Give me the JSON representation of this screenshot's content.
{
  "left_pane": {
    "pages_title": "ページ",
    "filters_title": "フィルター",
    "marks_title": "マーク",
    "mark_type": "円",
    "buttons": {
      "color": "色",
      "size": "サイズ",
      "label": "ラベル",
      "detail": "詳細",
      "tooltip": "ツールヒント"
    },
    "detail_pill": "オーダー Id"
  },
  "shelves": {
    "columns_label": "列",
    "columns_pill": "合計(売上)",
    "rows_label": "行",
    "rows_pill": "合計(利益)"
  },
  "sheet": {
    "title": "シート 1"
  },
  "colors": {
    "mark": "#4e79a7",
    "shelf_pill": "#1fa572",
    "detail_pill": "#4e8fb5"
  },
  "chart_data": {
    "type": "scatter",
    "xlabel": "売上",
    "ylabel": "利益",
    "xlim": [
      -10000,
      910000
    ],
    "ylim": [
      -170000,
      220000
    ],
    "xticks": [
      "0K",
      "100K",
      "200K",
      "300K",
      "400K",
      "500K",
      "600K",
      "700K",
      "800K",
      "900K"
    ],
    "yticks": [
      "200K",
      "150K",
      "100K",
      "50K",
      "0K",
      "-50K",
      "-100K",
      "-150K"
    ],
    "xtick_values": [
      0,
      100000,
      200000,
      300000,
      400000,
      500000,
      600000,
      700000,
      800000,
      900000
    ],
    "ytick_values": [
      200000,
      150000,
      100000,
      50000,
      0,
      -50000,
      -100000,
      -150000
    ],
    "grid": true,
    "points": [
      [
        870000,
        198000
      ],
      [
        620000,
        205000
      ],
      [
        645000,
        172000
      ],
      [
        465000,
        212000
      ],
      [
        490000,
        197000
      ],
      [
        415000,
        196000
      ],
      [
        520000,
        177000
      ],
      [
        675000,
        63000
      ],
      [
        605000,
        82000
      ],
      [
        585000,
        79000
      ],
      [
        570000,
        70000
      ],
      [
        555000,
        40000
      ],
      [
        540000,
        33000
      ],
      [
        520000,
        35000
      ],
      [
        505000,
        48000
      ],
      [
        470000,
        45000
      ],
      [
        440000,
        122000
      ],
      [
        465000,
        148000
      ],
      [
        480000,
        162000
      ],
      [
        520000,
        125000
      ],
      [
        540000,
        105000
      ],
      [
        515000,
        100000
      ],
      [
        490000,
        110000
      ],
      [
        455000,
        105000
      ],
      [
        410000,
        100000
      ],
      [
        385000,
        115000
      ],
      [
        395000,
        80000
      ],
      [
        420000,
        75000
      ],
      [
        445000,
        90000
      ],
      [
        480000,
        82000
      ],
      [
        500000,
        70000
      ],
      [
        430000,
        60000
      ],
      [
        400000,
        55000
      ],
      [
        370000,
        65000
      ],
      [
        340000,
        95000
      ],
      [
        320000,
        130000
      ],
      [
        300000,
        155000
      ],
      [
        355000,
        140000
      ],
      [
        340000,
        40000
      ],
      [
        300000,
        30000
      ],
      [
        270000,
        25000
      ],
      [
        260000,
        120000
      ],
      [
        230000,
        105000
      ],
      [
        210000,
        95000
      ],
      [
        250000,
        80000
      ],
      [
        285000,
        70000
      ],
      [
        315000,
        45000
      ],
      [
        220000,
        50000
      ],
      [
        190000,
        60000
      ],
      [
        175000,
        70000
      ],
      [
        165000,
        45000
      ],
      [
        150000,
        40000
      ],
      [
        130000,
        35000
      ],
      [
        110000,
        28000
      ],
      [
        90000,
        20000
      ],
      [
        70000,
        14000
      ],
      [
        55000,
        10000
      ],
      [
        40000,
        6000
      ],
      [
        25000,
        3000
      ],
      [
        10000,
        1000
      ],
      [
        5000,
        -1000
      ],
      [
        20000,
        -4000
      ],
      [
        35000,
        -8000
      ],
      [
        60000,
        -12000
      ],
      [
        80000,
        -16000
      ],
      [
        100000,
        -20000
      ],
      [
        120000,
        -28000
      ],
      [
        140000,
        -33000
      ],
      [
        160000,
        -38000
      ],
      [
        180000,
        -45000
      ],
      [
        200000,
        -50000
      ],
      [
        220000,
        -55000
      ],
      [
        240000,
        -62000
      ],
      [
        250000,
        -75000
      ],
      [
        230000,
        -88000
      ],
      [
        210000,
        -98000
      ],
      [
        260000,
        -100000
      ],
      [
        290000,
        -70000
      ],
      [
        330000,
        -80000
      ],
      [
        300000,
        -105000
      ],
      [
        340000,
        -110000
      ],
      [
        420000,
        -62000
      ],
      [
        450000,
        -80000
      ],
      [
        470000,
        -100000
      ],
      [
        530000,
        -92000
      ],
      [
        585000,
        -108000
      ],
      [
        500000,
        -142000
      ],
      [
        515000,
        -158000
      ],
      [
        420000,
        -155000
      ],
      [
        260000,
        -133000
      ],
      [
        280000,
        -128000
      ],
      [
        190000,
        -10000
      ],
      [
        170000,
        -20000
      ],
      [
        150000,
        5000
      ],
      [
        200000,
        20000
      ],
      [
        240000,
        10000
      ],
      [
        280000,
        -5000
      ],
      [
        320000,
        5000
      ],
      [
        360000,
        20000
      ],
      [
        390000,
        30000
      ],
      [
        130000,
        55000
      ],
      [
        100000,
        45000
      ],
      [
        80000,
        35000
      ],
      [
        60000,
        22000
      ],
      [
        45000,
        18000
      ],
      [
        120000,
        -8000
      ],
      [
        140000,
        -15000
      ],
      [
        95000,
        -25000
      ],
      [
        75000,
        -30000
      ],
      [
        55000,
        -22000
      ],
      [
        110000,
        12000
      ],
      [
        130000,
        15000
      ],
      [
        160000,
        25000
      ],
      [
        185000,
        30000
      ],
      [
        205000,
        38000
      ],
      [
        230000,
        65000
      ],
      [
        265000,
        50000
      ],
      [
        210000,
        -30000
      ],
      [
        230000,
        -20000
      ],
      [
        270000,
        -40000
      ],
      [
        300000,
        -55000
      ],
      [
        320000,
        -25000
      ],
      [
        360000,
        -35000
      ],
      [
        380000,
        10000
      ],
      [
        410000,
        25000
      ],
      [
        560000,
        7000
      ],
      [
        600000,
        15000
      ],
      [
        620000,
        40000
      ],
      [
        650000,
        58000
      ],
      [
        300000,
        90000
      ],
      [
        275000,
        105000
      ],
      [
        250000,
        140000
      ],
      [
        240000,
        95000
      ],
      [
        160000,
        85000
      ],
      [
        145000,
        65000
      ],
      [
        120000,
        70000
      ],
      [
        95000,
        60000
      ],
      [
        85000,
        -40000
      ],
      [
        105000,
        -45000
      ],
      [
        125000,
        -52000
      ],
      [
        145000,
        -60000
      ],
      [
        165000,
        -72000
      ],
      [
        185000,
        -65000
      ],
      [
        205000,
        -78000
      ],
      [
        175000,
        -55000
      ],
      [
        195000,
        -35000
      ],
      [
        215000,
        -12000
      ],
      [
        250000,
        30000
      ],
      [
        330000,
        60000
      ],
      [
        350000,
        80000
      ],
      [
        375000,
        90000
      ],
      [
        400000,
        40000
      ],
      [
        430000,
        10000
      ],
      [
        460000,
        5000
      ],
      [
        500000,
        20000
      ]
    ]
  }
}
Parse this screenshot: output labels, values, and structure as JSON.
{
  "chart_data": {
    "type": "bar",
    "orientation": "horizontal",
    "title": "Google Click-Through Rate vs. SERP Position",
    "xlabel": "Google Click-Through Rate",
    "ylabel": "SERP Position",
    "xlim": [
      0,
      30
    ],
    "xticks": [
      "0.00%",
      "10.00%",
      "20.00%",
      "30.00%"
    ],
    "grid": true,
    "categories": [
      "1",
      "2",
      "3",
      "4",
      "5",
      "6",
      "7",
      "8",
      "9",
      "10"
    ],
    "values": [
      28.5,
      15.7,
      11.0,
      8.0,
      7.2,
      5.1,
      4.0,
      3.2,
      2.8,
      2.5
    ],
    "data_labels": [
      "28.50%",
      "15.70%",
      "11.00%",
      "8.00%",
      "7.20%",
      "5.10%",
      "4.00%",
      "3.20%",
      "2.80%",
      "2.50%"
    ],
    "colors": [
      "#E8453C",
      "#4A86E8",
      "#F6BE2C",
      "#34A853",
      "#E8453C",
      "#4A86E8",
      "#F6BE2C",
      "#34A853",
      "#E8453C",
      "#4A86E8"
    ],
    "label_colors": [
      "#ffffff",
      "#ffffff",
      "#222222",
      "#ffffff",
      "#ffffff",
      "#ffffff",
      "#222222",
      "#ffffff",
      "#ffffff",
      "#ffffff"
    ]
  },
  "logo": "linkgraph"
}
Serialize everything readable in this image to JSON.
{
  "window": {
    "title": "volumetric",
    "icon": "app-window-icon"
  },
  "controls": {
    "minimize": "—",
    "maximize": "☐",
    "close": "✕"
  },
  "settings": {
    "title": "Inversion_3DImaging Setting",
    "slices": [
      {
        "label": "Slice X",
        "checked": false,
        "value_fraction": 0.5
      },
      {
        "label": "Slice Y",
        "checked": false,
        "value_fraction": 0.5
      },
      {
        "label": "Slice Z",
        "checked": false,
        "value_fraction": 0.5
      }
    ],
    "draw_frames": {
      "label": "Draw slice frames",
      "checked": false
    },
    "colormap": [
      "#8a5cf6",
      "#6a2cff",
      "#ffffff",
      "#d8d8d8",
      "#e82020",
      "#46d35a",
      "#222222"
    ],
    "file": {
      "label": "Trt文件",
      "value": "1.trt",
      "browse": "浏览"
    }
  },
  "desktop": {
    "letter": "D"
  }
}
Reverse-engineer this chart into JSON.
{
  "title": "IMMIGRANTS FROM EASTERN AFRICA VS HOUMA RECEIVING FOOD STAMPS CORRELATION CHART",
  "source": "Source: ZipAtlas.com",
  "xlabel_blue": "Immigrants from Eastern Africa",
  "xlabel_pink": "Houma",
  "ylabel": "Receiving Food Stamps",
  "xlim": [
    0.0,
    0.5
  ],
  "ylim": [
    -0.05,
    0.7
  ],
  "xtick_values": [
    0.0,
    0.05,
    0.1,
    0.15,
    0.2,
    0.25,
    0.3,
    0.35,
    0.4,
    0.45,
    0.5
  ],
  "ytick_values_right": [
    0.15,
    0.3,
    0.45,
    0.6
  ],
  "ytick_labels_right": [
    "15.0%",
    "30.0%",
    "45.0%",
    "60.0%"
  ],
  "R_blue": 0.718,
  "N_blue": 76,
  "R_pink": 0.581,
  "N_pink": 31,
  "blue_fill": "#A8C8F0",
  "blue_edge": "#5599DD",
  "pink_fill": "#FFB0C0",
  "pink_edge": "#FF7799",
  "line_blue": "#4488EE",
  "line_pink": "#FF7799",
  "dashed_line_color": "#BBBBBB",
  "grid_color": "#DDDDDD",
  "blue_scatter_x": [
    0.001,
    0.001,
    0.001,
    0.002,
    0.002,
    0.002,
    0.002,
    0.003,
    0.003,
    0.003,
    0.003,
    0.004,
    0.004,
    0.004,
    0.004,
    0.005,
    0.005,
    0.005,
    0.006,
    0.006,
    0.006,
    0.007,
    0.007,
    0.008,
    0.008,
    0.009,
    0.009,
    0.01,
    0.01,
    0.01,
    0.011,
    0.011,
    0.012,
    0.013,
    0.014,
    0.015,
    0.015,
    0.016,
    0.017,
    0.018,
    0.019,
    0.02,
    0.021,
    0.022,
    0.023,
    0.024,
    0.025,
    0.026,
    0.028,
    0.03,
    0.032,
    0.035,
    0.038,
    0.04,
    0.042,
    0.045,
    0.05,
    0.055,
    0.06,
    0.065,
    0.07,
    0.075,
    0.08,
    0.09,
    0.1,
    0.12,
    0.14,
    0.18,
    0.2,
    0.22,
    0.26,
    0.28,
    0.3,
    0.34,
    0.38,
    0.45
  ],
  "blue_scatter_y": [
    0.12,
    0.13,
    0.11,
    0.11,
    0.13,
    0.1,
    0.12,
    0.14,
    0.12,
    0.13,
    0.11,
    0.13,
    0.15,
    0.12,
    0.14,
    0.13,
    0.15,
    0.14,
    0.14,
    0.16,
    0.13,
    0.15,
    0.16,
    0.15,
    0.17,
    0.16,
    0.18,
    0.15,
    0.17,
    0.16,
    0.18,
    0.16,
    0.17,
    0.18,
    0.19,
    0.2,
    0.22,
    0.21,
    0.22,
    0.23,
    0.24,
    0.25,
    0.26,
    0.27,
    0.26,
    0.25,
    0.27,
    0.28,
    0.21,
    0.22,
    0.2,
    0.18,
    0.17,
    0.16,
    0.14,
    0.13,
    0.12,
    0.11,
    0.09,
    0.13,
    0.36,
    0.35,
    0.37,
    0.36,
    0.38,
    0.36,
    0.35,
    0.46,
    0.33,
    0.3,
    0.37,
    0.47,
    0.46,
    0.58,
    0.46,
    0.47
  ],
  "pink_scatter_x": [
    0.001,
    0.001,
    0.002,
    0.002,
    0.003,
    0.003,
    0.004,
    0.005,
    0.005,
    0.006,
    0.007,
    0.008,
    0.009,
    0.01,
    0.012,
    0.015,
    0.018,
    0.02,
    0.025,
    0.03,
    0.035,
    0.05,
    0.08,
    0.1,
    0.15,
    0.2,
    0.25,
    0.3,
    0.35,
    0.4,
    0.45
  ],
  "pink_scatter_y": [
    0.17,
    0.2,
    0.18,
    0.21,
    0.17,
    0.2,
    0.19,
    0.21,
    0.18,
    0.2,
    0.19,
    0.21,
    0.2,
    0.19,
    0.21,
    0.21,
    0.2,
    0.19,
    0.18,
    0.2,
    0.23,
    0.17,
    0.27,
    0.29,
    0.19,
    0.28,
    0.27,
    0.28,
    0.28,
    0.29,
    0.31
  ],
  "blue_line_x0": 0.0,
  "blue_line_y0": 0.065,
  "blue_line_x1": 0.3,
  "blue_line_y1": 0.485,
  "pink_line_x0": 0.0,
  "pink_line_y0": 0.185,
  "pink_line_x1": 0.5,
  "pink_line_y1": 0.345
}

- Written instruction
Search the data for "Through" and list every line in which it occurs.

- Reply
    "title": "Google Click-Through Rate vs. SERP Position",
    "xlabel": "Google Click-Through Rate",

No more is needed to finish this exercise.